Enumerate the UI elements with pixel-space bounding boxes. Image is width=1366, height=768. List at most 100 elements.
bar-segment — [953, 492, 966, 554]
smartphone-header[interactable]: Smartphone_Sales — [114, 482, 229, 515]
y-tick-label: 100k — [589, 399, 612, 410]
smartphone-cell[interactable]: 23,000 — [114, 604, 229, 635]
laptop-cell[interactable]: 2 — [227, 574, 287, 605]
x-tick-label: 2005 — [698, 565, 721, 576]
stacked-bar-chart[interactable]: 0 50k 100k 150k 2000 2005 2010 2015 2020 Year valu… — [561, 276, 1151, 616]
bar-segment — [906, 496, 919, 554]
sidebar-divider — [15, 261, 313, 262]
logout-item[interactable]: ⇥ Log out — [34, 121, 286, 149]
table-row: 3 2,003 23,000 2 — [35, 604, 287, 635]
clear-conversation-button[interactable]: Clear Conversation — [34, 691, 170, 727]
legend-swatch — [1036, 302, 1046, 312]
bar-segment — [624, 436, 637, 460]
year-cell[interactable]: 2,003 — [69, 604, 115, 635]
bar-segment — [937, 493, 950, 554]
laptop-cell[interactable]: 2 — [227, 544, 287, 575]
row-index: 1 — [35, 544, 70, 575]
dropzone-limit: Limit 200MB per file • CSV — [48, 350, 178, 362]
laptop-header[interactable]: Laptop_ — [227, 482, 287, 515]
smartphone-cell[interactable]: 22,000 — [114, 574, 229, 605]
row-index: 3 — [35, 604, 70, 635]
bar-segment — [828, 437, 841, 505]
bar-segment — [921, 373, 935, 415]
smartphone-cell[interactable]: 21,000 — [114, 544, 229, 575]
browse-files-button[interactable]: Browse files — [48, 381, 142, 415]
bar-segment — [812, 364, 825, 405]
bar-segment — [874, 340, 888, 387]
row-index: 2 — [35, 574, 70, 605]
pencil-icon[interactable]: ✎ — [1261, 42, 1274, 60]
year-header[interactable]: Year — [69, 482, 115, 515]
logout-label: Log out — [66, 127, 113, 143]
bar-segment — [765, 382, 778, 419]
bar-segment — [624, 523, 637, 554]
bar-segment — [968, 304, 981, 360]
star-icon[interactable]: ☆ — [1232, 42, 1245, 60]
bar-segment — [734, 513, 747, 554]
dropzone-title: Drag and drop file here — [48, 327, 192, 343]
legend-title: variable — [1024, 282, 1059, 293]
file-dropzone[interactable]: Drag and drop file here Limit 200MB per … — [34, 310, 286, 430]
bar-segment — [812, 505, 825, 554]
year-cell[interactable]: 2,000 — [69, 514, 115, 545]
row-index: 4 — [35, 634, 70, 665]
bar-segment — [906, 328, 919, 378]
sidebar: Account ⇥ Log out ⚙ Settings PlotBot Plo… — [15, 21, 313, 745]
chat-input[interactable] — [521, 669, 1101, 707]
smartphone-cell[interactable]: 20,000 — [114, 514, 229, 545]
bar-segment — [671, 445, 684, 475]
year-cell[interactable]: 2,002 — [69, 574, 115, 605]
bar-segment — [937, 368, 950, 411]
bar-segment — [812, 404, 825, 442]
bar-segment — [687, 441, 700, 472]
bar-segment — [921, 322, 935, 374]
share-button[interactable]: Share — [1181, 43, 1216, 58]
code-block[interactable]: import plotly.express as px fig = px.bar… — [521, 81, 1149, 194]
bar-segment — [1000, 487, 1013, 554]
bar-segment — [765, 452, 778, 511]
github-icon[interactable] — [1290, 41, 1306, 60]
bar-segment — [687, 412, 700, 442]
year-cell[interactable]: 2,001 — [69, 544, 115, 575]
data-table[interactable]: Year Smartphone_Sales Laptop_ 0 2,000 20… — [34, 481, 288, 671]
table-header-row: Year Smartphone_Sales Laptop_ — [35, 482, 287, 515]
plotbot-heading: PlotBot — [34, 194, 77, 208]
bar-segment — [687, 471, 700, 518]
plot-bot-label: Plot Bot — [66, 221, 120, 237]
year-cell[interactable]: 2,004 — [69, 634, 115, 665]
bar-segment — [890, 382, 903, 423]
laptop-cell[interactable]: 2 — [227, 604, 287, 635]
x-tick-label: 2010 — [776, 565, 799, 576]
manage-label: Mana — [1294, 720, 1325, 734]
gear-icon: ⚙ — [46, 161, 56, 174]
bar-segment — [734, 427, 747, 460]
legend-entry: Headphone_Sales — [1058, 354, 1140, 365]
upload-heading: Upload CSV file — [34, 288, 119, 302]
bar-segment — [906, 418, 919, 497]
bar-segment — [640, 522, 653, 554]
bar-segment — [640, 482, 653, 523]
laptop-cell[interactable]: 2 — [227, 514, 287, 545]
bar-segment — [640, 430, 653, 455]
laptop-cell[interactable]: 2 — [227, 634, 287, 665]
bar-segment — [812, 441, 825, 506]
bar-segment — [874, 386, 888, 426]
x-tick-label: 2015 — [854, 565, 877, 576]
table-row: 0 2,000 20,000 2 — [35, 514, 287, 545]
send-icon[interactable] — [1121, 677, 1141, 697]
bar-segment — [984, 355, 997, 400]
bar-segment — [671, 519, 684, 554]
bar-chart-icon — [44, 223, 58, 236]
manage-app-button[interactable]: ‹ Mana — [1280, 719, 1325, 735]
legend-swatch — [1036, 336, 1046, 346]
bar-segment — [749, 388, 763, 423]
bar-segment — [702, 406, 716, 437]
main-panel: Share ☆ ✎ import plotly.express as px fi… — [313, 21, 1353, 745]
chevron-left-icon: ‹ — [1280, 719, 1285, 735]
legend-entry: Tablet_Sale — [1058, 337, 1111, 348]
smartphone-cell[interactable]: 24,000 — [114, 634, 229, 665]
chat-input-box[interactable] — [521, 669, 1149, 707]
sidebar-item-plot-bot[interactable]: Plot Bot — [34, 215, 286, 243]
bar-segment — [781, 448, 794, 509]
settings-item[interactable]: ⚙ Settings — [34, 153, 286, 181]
┄┄┄┄┄┄
== Task statement ==
Print the entries verbatim, from the very first line through the line containing "table-row: 3 2,003", with that line included.

== Solution ==
Enumerate the UI elements with pixel-space bounding boxes. Image is width=1366, height=768. List at most 100 elements.
bar-segment — [953, 492, 966, 554]
smartphone-header[interactable]: Smartphone_Sales — [114, 482, 229, 515]
y-tick-label: 100k — [589, 399, 612, 410]
smartphone-cell[interactable]: 23,000 — [114, 604, 229, 635]
laptop-cell[interactable]: 2 — [227, 574, 287, 605]
x-tick-label: 2005 — [698, 565, 721, 576]
stacked-bar-chart[interactable]: 0 50k 100k 150k 2000 2005 2010 2015 2020 Year valu… — [561, 276, 1151, 616]
bar-segment — [906, 496, 919, 554]
sidebar-divider — [15, 261, 313, 262]
logout-item[interactable]: ⇥ Log out — [34, 121, 286, 149]
table-row: 3 2,003 23,000 2 — [35, 604, 287, 635]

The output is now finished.